── Information given ──

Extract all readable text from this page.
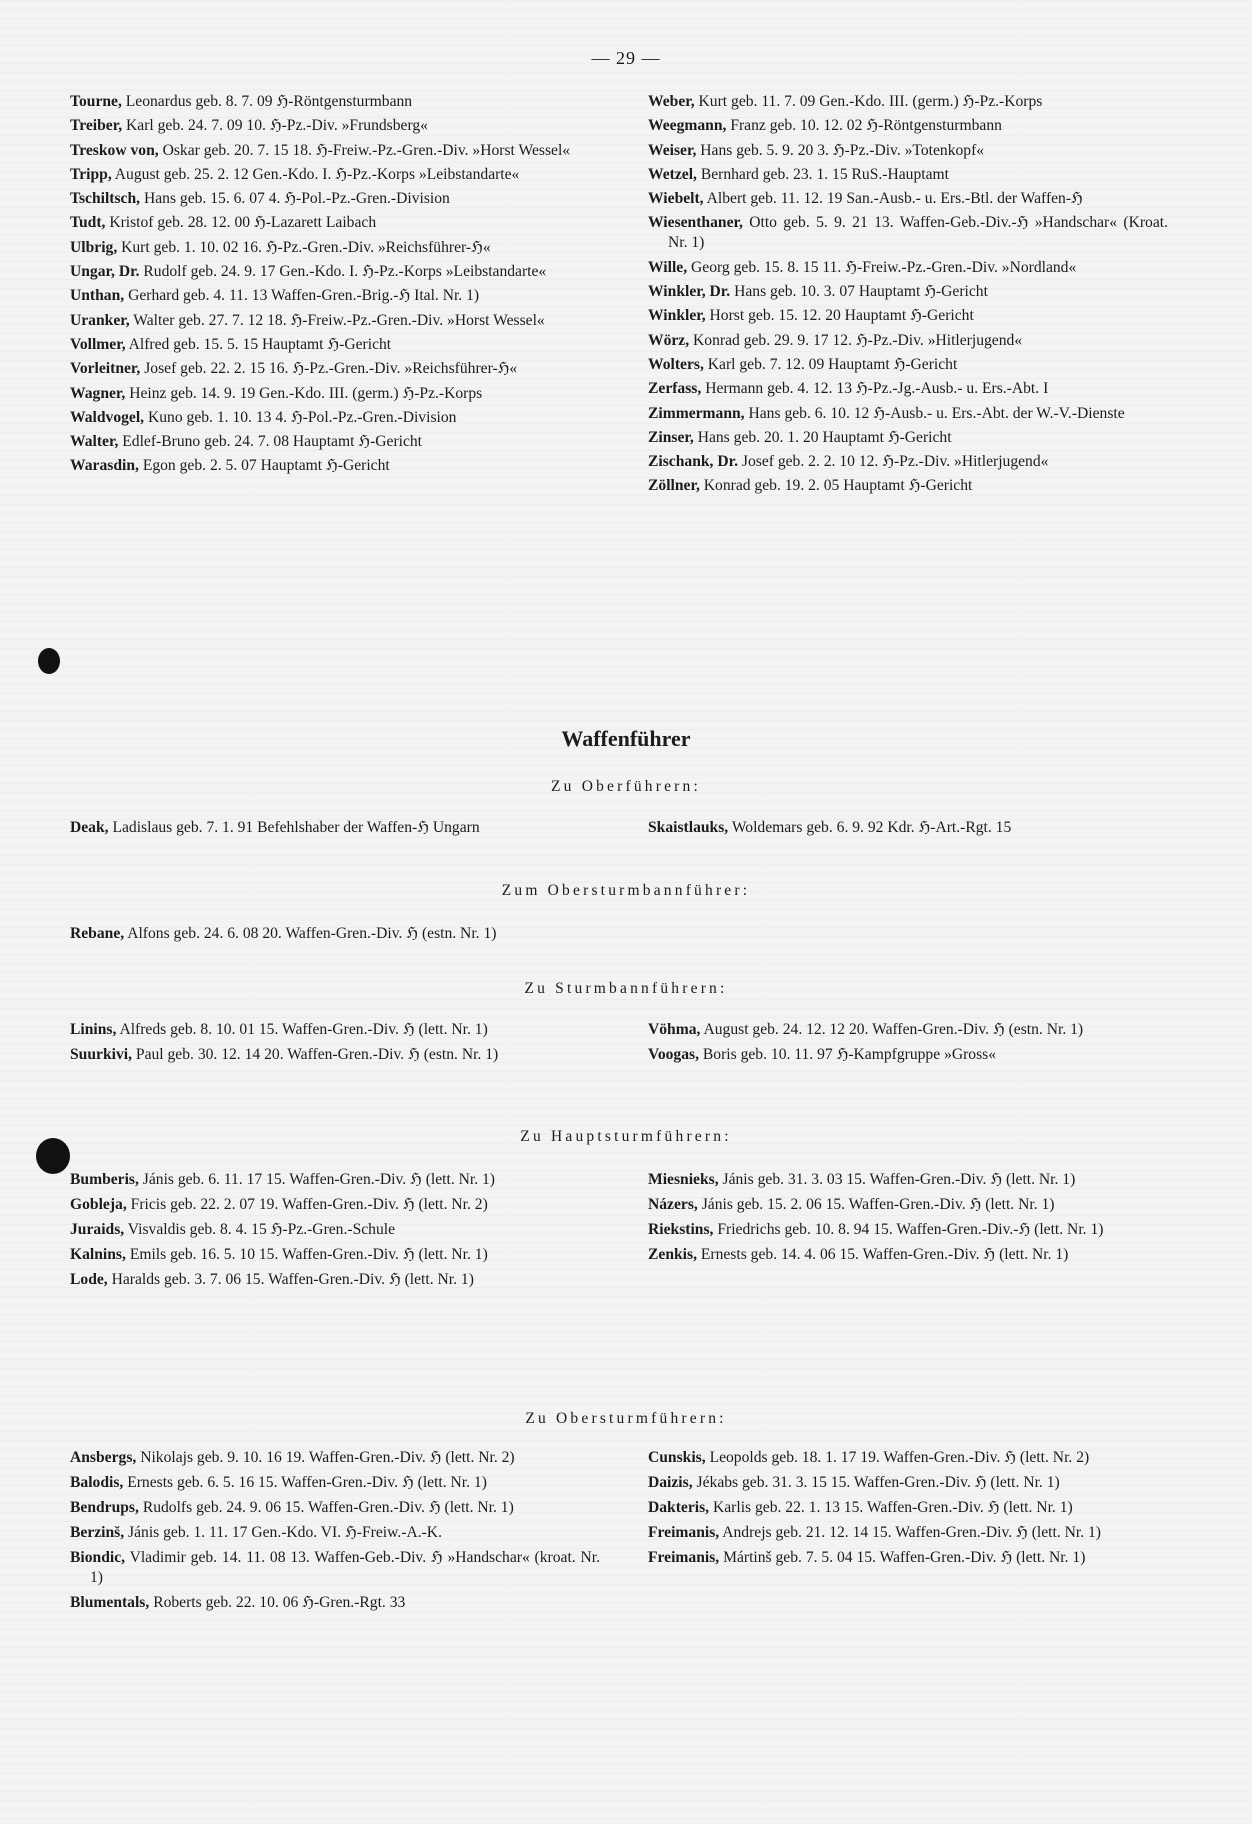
— 29 —
Tourne, Leonardus geb. 8. 7. 09 ℌ-Röntgensturmbann
Treiber, Karl geb. 24. 7. 09 10. ℌ-Pz.-Div. »Frundsberg«
Treskow von, Oskar geb. 20. 7. 15 18. ℌ-Freiw.-Pz.-Gren.-Div. »Horst Wessel«
Tripp, August geb. 25. 2. 12 Gen.-Kdo. I. ℌ-Pz.-Korps »Leibstandarte«
Tschiltsch, Hans geb. 15. 6. 07 4. ℌ-Pol.-Pz.-Gren.-Division
Tudt, Kristof geb. 28. 12. 00 ℌ-Lazarett Laibach
Ulbrig, Kurt geb. 1. 10. 02 16. ℌ-Pz.-Gren.-Div. »Reichsführer-ℌ«
Ungar, Dr. Rudolf geb. 24. 9. 17 Gen.-Kdo. I. ℌ-Pz.-Korps »Leibstandarte«
Unthan, Gerhard geb. 4. 11. 13 Waffen-Gren.-Brig.-ℌ Ital. Nr. 1)
Uranker, Walter geb. 27. 7. 12 18. ℌ-Freiw.-Pz.-Gren.-Div. »Horst Wessel«
Vollmer, Alfred geb. 15. 5. 15 Hauptamt ℌ-Gericht
Vorleitner, Josef geb. 22. 2. 15 16. ℌ-Pz.-Gren.-Div. »Reichsführer-ℌ«
Wagner, Heinz geb. 14. 9. 19 Gen.-Kdo. III. (germ.) ℌ-Pz.-Korps
Waldvogel, Kuno geb. 1. 10. 13 4. ℌ-Pol.-Pz.-Gren.-Division
Walter, Edlef-Bruno geb. 24. 7. 08 Hauptamt ℌ-Gericht
Warasdin, Egon geb. 2. 5. 07 Hauptamt ℌ-Gericht
Weber, Kurt geb. 11. 7. 09 Gen.-Kdo. III. (germ.) ℌ-Pz.-Korps
Weegmann, Franz geb. 10. 12. 02 ℌ-Röntgensturmbann
Weiser, Hans geb. 5. 9. 20 3. ℌ-Pz.-Div. »Totenkopf«
Wetzel, Bernhard geb. 23. 1. 15 RuS.-Hauptamt
Wiebelt, Albert geb. 11. 12. 19 San.-Ausb.- u. Ers.-Btl. der Waffen-ℌ
Wiesenthaner, Otto geb. 5. 9. 21 13. Waffen-Geb.-Div.-ℌ »Handschar« (Kroat. Nr. 1)
Wille, Georg geb. 15. 8. 15 11. ℌ-Freiw.-Pz.-Gren.-Div. »Nordland«
Winkler, Dr. Hans geb. 10. 3. 07 Hauptamt ℌ-Gericht
Winkler, Horst geb. 15. 12. 20 Hauptamt ℌ-Gericht
Wörz, Konrad geb. 29. 9. 17 12. ℌ-Pz.-Div. »Hitlerjugend«
Wolters, Karl geb. 7. 12. 09 Hauptamt ℌ-Gericht
Zerfass, Hermann geb. 4. 12. 13 ℌ-Pz.-Jg.-Ausb.- u. Ers.-Abt. I
Zimmermann, Hans geb. 6. 10. 12 ℌ-Ausb.- u. Ers.-Abt. der W.-V.-Dienste
Zinser, Hans geb. 20. 1. 20 Hauptamt ℌ-Gericht
Zischank, Dr. Josef geb. 2. 2. 10 12. ℌ-Pz.-Div. »Hitlerjugend«
Zöllner, Konrad geb. 19. 2. 05 Hauptamt ℌ-Gericht
Waffenführer
Zu Oberführern:
Deak, Ladislaus geb. 7. 1. 91 Befehlshaber der Waffen-ℌ Ungarn	Skaistlauks, Woldemars geb. 6. 9. 92 Kdr. ℌ-Art.-Rgt. 15
Zum Obersturmbannführer:
Rebane, Alfons geb. 24. 6. 08 20. Waffen-Gren.-Div. ℌ (estn. Nr. 1)
Zu Sturmbannführern:
Linins, Alfreds geb. 8. 10. 01 15. Waffen-Gren.-Div. ℌ (lett. Nr. 1)
Suurkivi, Paul geb. 30. 12. 14 20. Waffen-Gren.-Div. ℌ (estn. Nr. 1)
Vöhma, August geb. 24. 12. 12 20. Waffen-Gren.-Div. ℌ (estn. Nr. 1)
Voogas, Boris geb. 10. 11. 97 ℌ-Kampfgruppe »Gross«
Zu Hauptsturmführern:
Bumberis, Jánis geb. 6. 11. 17 15. Waffen-Gren.-Div. ℌ (lett. Nr. 1)
Gobleja, Fricis geb. 22. 2. 07 19. Waffen-Gren.-Div. ℌ (lett. Nr. 2)
Juraids, Visvaldis geb. 8. 4. 15 ℌ-Pz.-Gren.-Schule
Kalnins, Emils geb. 16. 5. 10 15. Waffen-Gren.-Div. ℌ (lett. Nr. 1)
Lode, Haralds geb. 3. 7. 06 15. Waffen-Gren.-Div. ℌ (lett. Nr. 1)
Miesnieks, Jánis geb. 31. 3. 03 15. Waffen-Gren.-Div. ℌ (lett. Nr. 1)
Názers, Jánis geb. 15. 2. 06 15. Waffen-Gren.-Div. ℌ (lett. Nr. 1)
Riekstins, Friedrichs geb. 10. 8. 94 15. Waffen-Gren.-Div.-ℌ (lett. Nr. 1)
Zenkis, Ernests geb. 14. 4. 06 15. Waffen-Gren.-Div. ℌ (lett. Nr. 1)
Zu Obersturmführern:
Ansbergs, Nikolajs geb. 9. 10. 16 19. Waffen-Gren.-Div. ℌ (lett. Nr. 2)
Balodis, Ernests geb. 6. 5. 16 15. Waffen-Gren.-Div. ℌ (lett. Nr. 1)
Bendrups, Rudolfs geb. 24. 9. 06 15. Waffen-Gren.-Div. ℌ (lett. Nr. 1)
Berzinš, Jánis geb. 1. 11. 17 Gen.-Kdo. VI. ℌ-Freiw.-A.-K.
Biondic, Vladimir geb. 14. 11. 08 13. Waffen-Geb.-Div. ℌ »Handschar« (kroat. Nr. 1)
Blumentals, Roberts geb. 22. 10. 06 ℌ-Gren.-Rgt. 33
Cunskis, Leopolds geb. 18. 1. 17 19. Waffen-Gren.-Div. ℌ (lett. Nr. 2)
Daizis, Jékabs geb. 31. 3. 15 15. Waffen-Gren.-Div. ℌ (lett. Nr. 1)
Dakteris, Karlis geb. 22. 1. 13 15. Waffen-Gren.-Div. ℌ (lett. Nr. 1)
Freimanis, Andrejs geb. 21. 12. 14 15. Waffen-Gren.-Div. ℌ (lett. Nr. 1)
Freimanis, Mártinš geb. 7. 5. 04 15. Waffen-Gren.-Div. ℌ (lett. Nr. 1)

───

* _Aim of the task_:
Please set down each line of the data above exactly as written, without the pictures.

* _Expected output_:
Extract all readable text from this page.
— 29 —
Tourne, Leonardus geb. 8. 7. 09 ℌ-Röntgensturmbann
Treiber, Karl geb. 24. 7. 09 10. ℌ-Pz.-Div. »Frundsberg«
Treskow von, Oskar geb. 20. 7. 15 18. ℌ-Freiw.-Pz.-Gren.-Div. »Horst Wessel«
Tripp, August geb. 25. 2. 12 Gen.-Kdo. I. ℌ-Pz.-Korps »Leibstandarte«
Tschiltsch, Hans geb. 15. 6. 07 4. ℌ-Pol.-Pz.-Gren.-Division
Tudt, Kristof geb. 28. 12. 00 ℌ-Lazarett Laibach
Ulbrig, Kurt geb. 1. 10. 02 16. ℌ-Pz.-Gren.-Div. »Reichsführer-ℌ«
Ungar, Dr. Rudolf geb. 24. 9. 17 Gen.-Kdo. I. ℌ-Pz.-Korps »Leibstandarte«
Unthan, Gerhard geb. 4. 11. 13 Waffen-Gren.-Brig.-ℌ Ital. Nr. 1)
Uranker, Walter geb. 27. 7. 12 18. ℌ-Freiw.-Pz.-Gren.-Div. »Horst Wessel«
Vollmer, Alfred geb. 15. 5. 15 Hauptamt ℌ-Gericht
Vorleitner, Josef geb. 22. 2. 15 16. ℌ-Pz.-Gren.-Div. »Reichsführer-ℌ«
Wagner, Heinz geb. 14. 9. 19 Gen.-Kdo. III. (germ.) ℌ-Pz.-Korps
Waldvogel, Kuno geb. 1. 10. 13 4. ℌ-Pol.-Pz.-Gren.-Division
Walter, Edlef-Bruno geb. 24. 7. 08 Hauptamt ℌ-Gericht
Warasdin, Egon geb. 2. 5. 07 Hauptamt ℌ-Gericht
Weber, Kurt geb. 11. 7. 09 Gen.-Kdo. III. (germ.) ℌ-Pz.-Korps
Weegmann, Franz geb. 10. 12. 02 ℌ-Röntgensturmbann
Weiser, Hans geb. 5. 9. 20 3. ℌ-Pz.-Div. »Totenkopf«
Wetzel, Bernhard geb. 23. 1. 15 RuS.-Hauptamt
Wiebelt, Albert geb. 11. 12. 19 San.-Ausb.- u. Ers.-Btl. der Waffen-ℌ
Wiesenthaner, Otto geb. 5. 9. 21 13. Waffen-Geb.-Div.-ℌ »Handschar« (Kroat. Nr. 1)
Wille, Georg geb. 15. 8. 15 11. ℌ-Freiw.-Pz.-Gren.-Div. »Nordland«
Winkler, Dr. Hans geb. 10. 3. 07 Hauptamt ℌ-Gericht
Winkler, Horst geb. 15. 12. 20 Hauptamt ℌ-Gericht
Wörz, Konrad geb. 29. 9. 17 12. ℌ-Pz.-Div. »Hitlerjugend«
Wolters, Karl geb. 7. 12. 09 Hauptamt ℌ-Gericht
Zerfass, Hermann geb. 4. 12. 13 ℌ-Pz.-Jg.-Ausb.- u. Ers.-Abt. I
Zimmermann, Hans geb. 6. 10. 12 ℌ-Ausb.- u. Ers.-Abt. der W.-V.-Dienste
Zinser, Hans geb. 20. 1. 20 Hauptamt ℌ-Gericht
Zischank, Dr. Josef geb. 2. 2. 10 12. ℌ-Pz.-Div. »Hitlerjugend«
Zöllner, Konrad geb. 19. 2. 05 Hauptamt ℌ-Gericht
Waffenführer
Zu Oberführern:
Deak, Ladislaus geb. 7. 1. 91 Befehlshaber der Waffen-ℌ Ungarn	Skaistlauks, Woldemars geb. 6. 9. 92 Kdr. ℌ-Art.-Rgt. 15
Zum Obersturmbannführer:
Rebane, Alfons geb. 24. 6. 08 20. Waffen-Gren.-Div. ℌ (estn. Nr. 1)
Zu Sturmbannführern:
Linins, Alfreds geb. 8. 10. 01 15. Waffen-Gren.-Div. ℌ (lett. Nr. 1)
Suurkivi, Paul geb. 30. 12. 14 20. Waffen-Gren.-Div. ℌ (estn. Nr. 1)
Vöhma, August geb. 24. 12. 12 20. Waffen-Gren.-Div. ℌ (estn. Nr. 1)
Voogas, Boris geb. 10. 11. 97 ℌ-Kampfgruppe »Gross«
Zu Hauptsturmführern:
Bumberis, Jánis geb. 6. 11. 17 15. Waffen-Gren.-Div. ℌ (lett. Nr. 1)
Gobleja, Fricis geb. 22. 2. 07 19. Waffen-Gren.-Div. ℌ (lett. Nr. 2)
Juraids, Visvaldis geb. 8. 4. 15 ℌ-Pz.-Gren.-Schule
Kalnins, Emils geb. 16. 5. 10 15. Waffen-Gren.-Div. ℌ (lett. Nr. 1)
Lode, Haralds geb. 3. 7. 06 15. Waffen-Gren.-Div. ℌ (lett. Nr. 1)
Miesnieks, Jánis geb. 31. 3. 03 15. Waffen-Gren.-Div. ℌ (lett. Nr. 1)
Názers, Jánis geb. 15. 2. 06 15. Waffen-Gren.-Div. ℌ (lett. Nr. 1)
Riekstins, Friedrichs geb. 10. 8. 94 15. Waffen-Gren.-Div.-ℌ (lett. Nr. 1)
Zenkis, Ernests geb. 14. 4. 06 15. Waffen-Gren.-Div. ℌ (lett. Nr. 1)
Zu Obersturmführern:
Ansbergs, Nikolajs geb. 9. 10. 16 19. Waffen-Gren.-Div. ℌ (lett. Nr. 2)
Balodis, Ernests geb. 6. 5. 16 15. Waffen-Gren.-Div. ℌ (lett. Nr. 1)
Bendrups, Rudolfs geb. 24. 9. 06 15. Waffen-Gren.-Div. ℌ (lett. Nr. 1)
Berzinš, Jánis geb. 1. 11. 17 Gen.-Kdo. VI. ℌ-Freiw.-A.-K.
Biondic, Vladimir geb. 14. 11. 08 13. Waffen-Geb.-Div. ℌ »Handschar« (kroat. Nr. 1)
Blumentals, Roberts geb. 22. 10. 06 ℌ-Gren.-Rgt. 33
Cunskis, Leopolds geb. 18. 1. 17 19. Waffen-Gren.-Div. ℌ (lett. Nr. 2)
Daizis, Jékabs geb. 31. 3. 15 15. Waffen-Gren.-Div. ℌ (lett. Nr. 1)
Dakteris, Karlis geb. 22. 1. 13 15. Waffen-Gren.-Div. ℌ (lett. Nr. 1)
Freimanis, Andrejs geb. 21. 12. 14 15. Waffen-Gren.-Div. ℌ (lett. Nr. 1)
Freimanis, Mártinš geb. 7. 5. 04 15. Waffen-Gren.-Div. ℌ (lett. Nr. 1)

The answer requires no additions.